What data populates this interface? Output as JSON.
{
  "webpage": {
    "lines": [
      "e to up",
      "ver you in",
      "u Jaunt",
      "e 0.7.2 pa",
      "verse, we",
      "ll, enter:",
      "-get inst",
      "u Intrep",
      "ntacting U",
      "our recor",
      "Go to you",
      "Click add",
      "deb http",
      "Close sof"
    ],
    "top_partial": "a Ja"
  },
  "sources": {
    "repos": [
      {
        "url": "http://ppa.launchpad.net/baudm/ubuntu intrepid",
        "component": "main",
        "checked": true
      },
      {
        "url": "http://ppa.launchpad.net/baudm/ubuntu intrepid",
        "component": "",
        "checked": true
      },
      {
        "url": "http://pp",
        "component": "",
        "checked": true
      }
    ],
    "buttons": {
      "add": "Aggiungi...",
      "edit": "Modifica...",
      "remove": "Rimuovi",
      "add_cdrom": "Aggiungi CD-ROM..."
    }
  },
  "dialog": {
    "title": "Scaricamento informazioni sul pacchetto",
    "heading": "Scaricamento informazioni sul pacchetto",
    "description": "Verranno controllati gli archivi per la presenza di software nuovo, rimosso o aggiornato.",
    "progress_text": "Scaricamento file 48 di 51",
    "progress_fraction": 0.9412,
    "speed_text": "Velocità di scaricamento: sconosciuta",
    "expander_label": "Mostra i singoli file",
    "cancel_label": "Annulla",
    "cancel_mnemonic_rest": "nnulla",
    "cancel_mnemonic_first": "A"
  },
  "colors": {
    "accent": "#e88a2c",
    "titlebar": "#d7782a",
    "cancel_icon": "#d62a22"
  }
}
....
Set exercise ->
Take the entries above and copy them out exactly.

Full solution ->
What data populates this interface? Output as JSON.
{
  "webpage": {
    "lines": [
      "e to up",
      "ver you in",
      "u Jaunt",
      "e 0.7.2 pa",
      "verse, we",
      "ll, enter:",
      "-get inst",
      "u Intrep",
      "ntacting U",
      "our recor",
      "Go to you",
      "Click add",
      "deb http",
      "Close sof"
    ],
    "top_partial": "a Ja"
  },
  "sources": {
    "repos": [
      {
        "url": "http://ppa.launchpad.net/baudm/ubuntu intrepid",
        "component": "main",
        "checked": true
      },
      {
        "url": "http://ppa.launchpad.net/baudm/ubuntu intrepid",
        "component": "",
        "checked": true
      },
      {
        "url": "http://pp",
        "component": "",
        "checked": true
      }
    ],
    "buttons": {
      "add": "Aggiungi...",
      "edit": "Modifica...",
      "remove": "Rimuovi",
      "add_cdrom": "Aggiungi CD-ROM..."
    }
  },
  "dialog": {
    "title": "Scaricamento informazioni sul pacchetto",
    "heading": "Scaricamento informazioni sul pacchetto",
    "description": "Verranno controllati gli archivi per la presenza di software nuovo, rimosso o aggiornato.",
    "progress_text": "Scaricamento file 48 di 51",
    "progress_fraction": 0.9412,
    "speed_text": "Velocità di scaricamento: sconosciuta",
    "expander_label": "Mostra i singoli file",
    "cancel_label": "Annulla",
    "cancel_mnemonic_rest": "nnulla",
    "cancel_mnemonic_first": "A"
  },
  "colors": {
    "accent": "#e88a2c",
    "titlebar": "#d7782a",
    "cancel_icon": "#d62a22"
  }
}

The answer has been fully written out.